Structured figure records

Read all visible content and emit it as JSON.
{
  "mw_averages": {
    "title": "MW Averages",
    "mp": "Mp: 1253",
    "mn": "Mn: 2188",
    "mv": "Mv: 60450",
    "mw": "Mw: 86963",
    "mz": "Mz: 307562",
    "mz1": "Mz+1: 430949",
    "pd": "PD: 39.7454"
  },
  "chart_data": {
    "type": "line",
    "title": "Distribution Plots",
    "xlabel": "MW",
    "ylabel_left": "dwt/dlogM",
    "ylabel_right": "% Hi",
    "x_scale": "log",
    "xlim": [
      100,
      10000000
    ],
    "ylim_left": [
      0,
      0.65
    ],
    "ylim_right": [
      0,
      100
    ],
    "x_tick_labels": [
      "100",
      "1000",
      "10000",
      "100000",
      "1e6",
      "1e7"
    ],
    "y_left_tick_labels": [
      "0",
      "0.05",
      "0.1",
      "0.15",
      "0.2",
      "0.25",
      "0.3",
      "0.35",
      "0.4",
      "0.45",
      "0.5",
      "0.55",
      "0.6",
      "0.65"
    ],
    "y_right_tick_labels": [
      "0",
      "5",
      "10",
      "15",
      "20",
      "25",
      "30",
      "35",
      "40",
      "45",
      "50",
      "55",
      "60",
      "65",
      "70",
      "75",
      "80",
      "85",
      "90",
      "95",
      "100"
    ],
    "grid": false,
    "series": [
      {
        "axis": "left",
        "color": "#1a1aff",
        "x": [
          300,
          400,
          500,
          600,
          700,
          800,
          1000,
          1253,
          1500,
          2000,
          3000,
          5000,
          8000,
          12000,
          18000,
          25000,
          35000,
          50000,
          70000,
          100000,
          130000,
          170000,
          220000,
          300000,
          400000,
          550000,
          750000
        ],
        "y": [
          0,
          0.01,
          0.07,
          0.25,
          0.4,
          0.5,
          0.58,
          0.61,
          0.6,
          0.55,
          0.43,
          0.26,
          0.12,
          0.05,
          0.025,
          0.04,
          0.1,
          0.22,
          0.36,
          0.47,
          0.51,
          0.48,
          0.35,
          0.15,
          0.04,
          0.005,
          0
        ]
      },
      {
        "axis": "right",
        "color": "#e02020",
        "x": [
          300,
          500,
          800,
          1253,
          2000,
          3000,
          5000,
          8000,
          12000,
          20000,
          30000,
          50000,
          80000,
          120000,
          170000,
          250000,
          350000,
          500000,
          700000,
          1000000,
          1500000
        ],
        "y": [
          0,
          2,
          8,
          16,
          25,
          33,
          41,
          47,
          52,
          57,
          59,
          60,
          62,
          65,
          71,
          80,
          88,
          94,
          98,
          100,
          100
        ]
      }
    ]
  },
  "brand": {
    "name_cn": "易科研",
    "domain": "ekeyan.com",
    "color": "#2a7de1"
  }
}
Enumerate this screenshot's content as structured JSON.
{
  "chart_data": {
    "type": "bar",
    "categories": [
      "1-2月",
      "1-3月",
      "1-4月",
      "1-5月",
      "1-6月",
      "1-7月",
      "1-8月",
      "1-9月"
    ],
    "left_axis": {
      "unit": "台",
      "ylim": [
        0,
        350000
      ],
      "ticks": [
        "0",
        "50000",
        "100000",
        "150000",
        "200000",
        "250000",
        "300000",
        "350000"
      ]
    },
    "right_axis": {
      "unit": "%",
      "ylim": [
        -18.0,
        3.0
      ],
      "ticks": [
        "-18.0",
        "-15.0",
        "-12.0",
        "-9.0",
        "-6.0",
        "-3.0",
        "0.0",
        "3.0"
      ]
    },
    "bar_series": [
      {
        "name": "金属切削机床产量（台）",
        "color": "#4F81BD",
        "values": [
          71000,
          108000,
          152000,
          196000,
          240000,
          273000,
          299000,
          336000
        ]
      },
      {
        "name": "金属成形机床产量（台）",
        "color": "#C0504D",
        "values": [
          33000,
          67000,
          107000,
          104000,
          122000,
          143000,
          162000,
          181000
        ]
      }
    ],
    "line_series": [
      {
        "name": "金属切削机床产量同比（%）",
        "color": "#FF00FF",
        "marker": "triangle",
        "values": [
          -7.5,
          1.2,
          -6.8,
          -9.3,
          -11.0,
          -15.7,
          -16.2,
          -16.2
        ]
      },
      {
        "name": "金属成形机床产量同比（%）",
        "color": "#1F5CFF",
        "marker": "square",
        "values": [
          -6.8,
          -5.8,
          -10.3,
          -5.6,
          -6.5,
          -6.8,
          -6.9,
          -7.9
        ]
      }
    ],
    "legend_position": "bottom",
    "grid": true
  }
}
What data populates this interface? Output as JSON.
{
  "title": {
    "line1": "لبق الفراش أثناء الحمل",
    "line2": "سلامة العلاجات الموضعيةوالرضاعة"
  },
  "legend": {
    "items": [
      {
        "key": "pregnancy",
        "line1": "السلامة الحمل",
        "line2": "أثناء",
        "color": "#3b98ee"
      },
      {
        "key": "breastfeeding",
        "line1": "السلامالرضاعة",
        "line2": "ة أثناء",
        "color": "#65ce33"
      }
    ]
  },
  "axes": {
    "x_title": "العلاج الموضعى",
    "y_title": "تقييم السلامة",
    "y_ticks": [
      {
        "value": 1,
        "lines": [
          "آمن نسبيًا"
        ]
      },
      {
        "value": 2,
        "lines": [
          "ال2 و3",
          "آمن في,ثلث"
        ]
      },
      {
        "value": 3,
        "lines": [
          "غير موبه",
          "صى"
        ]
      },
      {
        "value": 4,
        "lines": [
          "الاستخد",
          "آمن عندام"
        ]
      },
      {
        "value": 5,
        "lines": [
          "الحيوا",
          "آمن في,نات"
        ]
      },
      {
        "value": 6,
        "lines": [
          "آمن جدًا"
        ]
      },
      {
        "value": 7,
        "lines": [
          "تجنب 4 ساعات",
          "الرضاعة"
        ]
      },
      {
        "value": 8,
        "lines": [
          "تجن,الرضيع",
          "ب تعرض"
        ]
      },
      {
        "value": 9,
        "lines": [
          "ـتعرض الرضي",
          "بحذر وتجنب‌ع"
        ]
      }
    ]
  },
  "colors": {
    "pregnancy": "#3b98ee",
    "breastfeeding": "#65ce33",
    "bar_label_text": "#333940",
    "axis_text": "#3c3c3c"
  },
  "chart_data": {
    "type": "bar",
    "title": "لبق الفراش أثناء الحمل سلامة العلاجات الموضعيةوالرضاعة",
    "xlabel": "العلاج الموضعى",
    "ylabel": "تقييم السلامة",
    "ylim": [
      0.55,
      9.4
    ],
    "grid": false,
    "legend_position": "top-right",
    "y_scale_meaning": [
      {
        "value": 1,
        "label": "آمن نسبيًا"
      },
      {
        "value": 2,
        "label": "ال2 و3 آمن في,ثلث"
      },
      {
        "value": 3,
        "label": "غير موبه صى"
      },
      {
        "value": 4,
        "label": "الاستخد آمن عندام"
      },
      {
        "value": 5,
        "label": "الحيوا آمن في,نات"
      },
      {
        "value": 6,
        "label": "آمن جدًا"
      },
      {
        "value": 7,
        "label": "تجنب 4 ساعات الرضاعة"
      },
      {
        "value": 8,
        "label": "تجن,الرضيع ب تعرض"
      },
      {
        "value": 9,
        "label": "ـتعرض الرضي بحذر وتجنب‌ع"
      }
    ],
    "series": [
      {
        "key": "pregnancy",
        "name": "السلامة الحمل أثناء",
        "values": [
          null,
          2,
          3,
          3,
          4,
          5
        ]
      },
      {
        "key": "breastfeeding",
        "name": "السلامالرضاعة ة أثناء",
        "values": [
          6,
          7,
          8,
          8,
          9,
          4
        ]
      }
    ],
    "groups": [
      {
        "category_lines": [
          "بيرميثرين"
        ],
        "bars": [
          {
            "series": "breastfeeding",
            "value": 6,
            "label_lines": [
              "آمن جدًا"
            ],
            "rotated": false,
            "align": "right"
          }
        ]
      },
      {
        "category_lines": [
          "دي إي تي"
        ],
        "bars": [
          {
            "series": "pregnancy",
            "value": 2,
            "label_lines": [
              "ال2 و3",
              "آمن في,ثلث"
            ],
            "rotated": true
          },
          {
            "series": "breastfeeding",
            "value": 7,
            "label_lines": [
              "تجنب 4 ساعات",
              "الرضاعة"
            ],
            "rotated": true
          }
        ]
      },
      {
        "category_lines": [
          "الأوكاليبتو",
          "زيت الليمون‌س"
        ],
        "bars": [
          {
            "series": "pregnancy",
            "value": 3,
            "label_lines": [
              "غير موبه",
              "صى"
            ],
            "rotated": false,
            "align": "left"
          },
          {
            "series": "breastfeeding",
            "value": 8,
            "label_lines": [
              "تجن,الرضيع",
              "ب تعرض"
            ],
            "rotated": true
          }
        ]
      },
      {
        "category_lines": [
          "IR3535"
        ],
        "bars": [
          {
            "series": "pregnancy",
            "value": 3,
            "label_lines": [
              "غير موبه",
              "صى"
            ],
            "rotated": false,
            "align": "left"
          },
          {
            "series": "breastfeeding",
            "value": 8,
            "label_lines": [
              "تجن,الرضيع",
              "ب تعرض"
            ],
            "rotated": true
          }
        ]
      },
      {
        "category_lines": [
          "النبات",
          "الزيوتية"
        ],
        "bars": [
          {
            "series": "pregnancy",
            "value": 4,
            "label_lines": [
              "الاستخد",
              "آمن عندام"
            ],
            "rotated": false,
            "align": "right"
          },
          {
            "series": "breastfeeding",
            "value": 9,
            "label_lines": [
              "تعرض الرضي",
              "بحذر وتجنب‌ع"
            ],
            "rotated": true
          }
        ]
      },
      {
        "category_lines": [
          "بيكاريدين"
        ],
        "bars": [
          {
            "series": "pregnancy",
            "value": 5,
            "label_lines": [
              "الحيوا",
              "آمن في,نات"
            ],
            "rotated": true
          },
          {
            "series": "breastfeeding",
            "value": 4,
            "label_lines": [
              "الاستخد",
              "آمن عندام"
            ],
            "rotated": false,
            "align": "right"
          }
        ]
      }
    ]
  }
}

**Aim of the task**.
Scan the material for lines with the word "الحمل", and copy each line you find.

**Exercise output**.
    "line1": "لبق الفراش أثناء الحمل",
        "line1": "السلامة الحمل",
    "title": "لبق الفراش أثناء الحمل سلامة العلاجات الموضعيةوالرضاعة",
        "name": "السلامة الحمل أثناء",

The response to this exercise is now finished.